WHAT YOU WILL DO:
Consider the records below. How many of their lines include the word "name"? State the number and nothing else.

DATASET EXTRACT:

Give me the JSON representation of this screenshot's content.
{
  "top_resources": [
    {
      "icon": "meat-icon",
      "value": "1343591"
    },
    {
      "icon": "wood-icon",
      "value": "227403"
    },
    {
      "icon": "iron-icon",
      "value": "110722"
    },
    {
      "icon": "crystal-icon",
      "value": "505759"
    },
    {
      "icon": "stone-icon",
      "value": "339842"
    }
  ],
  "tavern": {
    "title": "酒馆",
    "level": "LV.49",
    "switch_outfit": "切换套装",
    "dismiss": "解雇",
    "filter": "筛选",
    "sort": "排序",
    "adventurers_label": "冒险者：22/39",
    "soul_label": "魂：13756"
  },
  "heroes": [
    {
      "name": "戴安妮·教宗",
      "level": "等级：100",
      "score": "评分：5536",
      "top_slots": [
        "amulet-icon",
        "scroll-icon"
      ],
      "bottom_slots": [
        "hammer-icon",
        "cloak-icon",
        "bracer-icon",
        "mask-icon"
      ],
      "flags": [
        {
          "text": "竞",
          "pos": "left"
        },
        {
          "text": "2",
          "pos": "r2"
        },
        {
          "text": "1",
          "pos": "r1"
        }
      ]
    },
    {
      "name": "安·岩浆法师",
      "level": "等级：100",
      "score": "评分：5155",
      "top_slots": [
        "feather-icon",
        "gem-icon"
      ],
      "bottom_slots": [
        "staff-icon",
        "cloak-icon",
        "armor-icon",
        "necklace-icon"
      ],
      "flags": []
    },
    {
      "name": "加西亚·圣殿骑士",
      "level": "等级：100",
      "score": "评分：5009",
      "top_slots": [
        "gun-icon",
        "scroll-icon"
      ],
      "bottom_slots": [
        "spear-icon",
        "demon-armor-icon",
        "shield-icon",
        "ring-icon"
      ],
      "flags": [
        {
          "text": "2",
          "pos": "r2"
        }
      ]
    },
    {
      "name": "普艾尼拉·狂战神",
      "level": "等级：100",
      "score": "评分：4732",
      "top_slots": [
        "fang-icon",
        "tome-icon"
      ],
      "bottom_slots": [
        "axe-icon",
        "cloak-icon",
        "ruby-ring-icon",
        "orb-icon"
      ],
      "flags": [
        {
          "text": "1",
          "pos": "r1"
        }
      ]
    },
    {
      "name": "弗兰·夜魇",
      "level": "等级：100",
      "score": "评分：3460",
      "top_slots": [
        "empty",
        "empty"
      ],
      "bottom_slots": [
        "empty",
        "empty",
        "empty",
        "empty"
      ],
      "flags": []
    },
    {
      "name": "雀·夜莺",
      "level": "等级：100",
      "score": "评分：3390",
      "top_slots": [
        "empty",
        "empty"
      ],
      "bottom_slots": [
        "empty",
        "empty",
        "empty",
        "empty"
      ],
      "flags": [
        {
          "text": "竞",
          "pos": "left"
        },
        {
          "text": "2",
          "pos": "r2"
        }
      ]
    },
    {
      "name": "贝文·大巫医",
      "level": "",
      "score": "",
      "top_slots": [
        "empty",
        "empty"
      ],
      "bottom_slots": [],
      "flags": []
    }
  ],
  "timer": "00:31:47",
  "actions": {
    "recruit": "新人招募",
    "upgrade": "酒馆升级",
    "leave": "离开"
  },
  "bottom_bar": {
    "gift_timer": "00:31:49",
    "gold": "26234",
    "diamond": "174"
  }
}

OUTPUT FOR THIS TASK:
7